Segment Start: Data provided

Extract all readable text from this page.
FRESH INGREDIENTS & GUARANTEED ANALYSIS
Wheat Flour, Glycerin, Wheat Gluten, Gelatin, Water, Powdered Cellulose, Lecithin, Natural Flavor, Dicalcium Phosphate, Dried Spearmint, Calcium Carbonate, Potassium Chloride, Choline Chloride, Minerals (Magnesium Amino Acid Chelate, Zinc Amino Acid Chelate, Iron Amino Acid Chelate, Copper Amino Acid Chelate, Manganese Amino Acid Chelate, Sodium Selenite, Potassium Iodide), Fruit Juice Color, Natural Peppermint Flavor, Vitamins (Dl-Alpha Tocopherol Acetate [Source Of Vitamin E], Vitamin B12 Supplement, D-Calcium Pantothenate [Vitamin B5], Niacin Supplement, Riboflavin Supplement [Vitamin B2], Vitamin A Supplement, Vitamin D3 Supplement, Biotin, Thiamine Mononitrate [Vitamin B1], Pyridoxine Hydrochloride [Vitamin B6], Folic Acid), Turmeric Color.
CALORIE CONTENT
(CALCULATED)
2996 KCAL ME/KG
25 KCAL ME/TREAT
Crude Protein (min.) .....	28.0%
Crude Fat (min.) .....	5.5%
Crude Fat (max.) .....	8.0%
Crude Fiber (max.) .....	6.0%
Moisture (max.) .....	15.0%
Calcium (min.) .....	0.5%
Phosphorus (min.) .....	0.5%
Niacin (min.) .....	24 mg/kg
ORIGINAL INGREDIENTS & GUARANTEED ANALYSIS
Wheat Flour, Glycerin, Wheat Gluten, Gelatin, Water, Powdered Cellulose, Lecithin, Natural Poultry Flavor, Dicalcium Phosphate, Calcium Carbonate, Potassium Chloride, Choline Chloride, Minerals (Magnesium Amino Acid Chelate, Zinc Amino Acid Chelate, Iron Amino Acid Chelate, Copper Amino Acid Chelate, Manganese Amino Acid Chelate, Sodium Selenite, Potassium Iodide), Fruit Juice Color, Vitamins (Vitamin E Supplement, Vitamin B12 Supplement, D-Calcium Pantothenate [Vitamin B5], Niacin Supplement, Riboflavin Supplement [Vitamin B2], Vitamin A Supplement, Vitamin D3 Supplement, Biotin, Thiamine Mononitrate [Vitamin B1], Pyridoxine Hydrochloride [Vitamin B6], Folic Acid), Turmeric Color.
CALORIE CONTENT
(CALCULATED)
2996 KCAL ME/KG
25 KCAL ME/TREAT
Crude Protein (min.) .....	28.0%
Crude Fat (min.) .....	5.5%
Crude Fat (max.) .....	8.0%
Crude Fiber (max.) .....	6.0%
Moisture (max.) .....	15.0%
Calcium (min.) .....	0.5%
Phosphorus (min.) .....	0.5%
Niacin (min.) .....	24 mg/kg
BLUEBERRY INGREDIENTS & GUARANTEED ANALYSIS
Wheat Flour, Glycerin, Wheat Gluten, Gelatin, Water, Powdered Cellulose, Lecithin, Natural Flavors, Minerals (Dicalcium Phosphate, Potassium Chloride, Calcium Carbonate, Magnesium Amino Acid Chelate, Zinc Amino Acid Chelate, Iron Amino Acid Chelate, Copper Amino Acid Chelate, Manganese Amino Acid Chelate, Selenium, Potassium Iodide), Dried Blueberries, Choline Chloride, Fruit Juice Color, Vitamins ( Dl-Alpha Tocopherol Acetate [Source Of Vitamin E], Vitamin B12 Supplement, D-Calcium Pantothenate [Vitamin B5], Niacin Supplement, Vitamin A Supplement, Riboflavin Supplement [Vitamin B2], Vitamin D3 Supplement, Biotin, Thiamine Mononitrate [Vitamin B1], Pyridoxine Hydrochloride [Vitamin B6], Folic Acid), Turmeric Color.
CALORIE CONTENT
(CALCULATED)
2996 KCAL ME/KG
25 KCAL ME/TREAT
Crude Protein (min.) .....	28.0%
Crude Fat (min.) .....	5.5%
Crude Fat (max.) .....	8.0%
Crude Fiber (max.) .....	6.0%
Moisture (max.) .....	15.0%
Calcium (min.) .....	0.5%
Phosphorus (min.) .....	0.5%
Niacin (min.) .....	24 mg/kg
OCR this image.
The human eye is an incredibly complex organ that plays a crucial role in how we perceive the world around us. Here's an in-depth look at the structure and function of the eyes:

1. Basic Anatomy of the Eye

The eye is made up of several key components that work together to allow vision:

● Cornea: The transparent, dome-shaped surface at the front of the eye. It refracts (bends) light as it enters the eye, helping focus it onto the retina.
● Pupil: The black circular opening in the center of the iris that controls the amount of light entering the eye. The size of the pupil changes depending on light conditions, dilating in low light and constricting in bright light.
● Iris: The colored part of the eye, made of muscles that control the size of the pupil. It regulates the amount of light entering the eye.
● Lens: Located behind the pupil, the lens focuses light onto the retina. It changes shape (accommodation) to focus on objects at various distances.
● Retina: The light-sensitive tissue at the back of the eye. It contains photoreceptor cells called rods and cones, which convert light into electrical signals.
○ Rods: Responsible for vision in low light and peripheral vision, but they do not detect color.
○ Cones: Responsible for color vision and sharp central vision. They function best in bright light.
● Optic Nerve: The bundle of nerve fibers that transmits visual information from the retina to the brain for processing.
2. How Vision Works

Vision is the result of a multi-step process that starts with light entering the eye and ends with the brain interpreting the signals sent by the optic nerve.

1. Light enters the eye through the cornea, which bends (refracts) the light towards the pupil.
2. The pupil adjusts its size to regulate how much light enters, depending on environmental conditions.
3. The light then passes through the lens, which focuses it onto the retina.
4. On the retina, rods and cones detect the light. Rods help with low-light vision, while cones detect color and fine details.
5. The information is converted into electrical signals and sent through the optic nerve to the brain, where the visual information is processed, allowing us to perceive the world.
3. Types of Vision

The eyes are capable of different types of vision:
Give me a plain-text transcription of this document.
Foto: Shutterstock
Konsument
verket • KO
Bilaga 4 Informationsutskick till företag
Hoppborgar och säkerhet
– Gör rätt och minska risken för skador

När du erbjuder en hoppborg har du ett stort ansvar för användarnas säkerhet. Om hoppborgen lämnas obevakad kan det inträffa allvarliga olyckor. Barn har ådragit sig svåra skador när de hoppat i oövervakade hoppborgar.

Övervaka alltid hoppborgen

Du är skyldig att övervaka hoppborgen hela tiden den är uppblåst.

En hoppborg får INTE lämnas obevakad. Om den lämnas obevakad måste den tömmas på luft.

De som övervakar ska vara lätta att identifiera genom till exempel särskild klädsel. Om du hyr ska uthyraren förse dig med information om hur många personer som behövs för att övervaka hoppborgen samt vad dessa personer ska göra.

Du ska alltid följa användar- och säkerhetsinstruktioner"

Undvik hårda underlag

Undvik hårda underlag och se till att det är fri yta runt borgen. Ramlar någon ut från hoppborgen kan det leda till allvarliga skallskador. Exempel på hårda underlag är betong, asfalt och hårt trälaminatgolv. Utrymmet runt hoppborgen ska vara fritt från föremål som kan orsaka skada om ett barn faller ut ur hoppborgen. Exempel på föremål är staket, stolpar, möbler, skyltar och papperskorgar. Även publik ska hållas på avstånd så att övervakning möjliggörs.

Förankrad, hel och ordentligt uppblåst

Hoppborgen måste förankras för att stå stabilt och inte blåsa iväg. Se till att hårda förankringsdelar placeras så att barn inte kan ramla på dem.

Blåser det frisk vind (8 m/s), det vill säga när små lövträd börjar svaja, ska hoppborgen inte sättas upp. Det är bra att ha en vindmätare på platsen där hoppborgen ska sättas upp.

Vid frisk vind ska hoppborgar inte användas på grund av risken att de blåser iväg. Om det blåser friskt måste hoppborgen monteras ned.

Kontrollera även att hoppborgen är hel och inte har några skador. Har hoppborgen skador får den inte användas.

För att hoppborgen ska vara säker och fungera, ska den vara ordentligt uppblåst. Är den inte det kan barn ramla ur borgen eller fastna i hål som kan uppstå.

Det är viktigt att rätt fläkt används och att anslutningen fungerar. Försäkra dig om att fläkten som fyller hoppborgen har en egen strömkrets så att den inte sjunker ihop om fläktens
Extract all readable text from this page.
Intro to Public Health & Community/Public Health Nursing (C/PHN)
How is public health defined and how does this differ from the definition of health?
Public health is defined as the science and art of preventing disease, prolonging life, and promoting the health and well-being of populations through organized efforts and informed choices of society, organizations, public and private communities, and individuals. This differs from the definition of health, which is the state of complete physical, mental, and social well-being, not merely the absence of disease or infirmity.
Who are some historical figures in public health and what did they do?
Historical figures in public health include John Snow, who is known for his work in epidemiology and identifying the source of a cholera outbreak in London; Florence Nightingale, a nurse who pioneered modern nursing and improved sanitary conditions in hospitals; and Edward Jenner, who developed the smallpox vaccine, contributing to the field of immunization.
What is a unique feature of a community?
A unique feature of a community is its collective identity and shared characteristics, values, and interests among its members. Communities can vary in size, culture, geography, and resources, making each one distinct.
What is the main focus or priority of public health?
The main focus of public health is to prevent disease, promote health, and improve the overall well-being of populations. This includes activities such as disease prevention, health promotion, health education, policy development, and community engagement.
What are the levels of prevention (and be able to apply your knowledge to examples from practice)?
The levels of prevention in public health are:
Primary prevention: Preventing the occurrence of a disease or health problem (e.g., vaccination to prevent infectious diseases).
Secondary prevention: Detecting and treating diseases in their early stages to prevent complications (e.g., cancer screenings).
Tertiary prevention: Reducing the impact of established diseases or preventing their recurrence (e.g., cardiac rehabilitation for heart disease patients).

Segment End: Data provided

Copy out, from the data above, each line where the string "bends" is present.

> [Exercise solution]:
● Cornea: The transparent, dome-shaped surface at the front of the eye. It refracts (bends) light as it enters the eye, helping focus it onto the retina.
1. Light enters the eye through the cornea, which bends (refracts) the light towards the pupil.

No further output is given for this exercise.